• **Given problem**:
Set the following entries down again exactly, line by line.

--- start ---

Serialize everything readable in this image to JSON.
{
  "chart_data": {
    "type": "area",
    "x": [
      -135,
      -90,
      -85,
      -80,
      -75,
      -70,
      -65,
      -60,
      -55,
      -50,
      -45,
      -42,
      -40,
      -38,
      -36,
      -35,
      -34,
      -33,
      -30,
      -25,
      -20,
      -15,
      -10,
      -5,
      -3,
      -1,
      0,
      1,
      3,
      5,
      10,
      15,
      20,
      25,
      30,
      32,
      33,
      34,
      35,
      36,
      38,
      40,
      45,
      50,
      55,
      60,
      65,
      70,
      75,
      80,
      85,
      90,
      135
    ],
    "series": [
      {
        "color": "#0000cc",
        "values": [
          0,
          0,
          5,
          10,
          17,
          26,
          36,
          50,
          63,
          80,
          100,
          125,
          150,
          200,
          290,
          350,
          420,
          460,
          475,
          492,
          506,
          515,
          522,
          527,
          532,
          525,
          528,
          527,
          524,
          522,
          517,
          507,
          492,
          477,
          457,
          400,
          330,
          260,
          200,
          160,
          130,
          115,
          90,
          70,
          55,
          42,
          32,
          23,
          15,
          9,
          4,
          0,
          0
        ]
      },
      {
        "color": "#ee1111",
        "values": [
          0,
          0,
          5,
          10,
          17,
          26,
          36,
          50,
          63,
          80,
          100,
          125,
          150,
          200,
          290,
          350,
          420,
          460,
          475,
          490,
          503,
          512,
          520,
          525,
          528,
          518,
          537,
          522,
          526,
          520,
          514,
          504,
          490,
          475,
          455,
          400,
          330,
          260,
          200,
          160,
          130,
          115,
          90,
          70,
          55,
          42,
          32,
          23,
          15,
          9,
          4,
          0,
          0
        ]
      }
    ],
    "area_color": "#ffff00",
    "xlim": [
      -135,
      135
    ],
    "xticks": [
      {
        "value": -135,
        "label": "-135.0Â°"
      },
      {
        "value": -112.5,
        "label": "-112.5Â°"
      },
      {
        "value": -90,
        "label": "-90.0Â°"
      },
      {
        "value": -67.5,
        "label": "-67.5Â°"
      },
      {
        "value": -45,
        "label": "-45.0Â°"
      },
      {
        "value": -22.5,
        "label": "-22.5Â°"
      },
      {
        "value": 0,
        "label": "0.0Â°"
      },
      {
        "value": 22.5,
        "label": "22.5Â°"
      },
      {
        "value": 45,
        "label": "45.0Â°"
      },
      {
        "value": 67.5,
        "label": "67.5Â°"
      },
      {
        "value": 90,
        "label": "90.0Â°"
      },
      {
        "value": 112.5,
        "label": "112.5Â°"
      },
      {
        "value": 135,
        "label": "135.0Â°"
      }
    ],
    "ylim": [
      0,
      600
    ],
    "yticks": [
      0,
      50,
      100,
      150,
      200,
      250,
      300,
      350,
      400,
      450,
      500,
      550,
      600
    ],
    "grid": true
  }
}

--- end ---

• **Task output**:
Serialize everything readable in this image to JSON.
{
  "chart_data": {
    "type": "area",
    "x": [
      -135,
      -90,
      -85,
      -80,
      -75,
      -70,
      -65,
      -60,
      -55,
      -50,
      -45,
      -42,
      -40,
      -38,
      -36,
      -35,
      -34,
      -33,
      -30,
      -25,
      -20,
      -15,
      -10,
      -5,
      -3,
      -1,
      0,
      1,
      3,
      5,
      10,
      15,
      20,
      25,
      30,
      32,
      33,
      34,
      35,
      36,
      38,
      40,
      45,
      50,
      55,
      60,
      65,
      70,
      75,
      80,
      85,
      90,
      135
    ],
    "series": [
      {
        "color": "#0000cc",
        "values": [
          0,
          0,
          5,
          10,
          17,
          26,
          36,
          50,
          63,
          80,
          100,
          125,
          150,
          200,
          290,
          350,
          420,
          460,
          475,
          492,
          506,
          515,
          522,
          527,
          532,
          525,
          528,
          527,
          524,
          522,
          517,
          507,
          492,
          477,
          457,
          400,
          330,
          260,
          200,
          160,
          130,
          115,
          90,
          70,
          55,
          42,
          32,
          23,
          15,
          9,
          4,
          0,
          0
        ]
      },
      {
        "color": "#ee1111",
        "values": [
          0,
          0,
          5,
          10,
          17,
          26,
          36,
          50,
          63,
          80,
          100,
          125,
          150,
          200,
          290,
          350,
          420,
          460,
          475,
          490,
          503,
          512,
          520,
          525,
          528,
          518,
          537,
          522,
          526,
          520,
          514,
          504,
          490,
          475,
          455,
          400,
          330,
          260,
          200,
          160,
          130,
          115,
          90,
          70,
          55,
          42,
          32,
          23,
          15,
          9,
          4,
          0,
          0
        ]
      }
    ],
    "area_color": "#ffff00",
    "xlim": [
      -135,
      135
    ],
    "xticks": [
      {
        "value": -135,
        "label": "-135.0Â°"
      },
      {
        "value": -112.5,
        "label": "-112.5Â°"
      },
      {
        "value": -90,
        "label": "-90.0Â°"
      },
      {
        "value": -67.5,
        "label": "-67.5Â°"
      },
      {
        "value": -45,
        "label": "-45.0Â°"
      },
      {
        "value": -22.5,
        "label": "-22.5Â°"
      },
      {
        "value": 0,
        "label": "0.0Â°"
      },
      {
        "value": 22.5,
        "label": "22.5Â°"
      },
      {
        "value": 45,
        "label": "45.0Â°"
      },
      {
        "value": 67.5,
        "label": "67.5Â°"
      },
      {
        "value": 90,
        "label": "90.0Â°"
      },
      {
        "value": 112.5,
        "label": "112.5Â°"
      },
      {
        "value": 135,
        "label": "135.0Â°"
      }
    ],
    "ylim": [
      0,
      600
    ],
    "yticks": [
      0,
      50,
      100,
      150,
      200,
      250,
      300,
      350,
      400,
      450,
      500,
      550,
      600
    ],
    "grid": true
  }
}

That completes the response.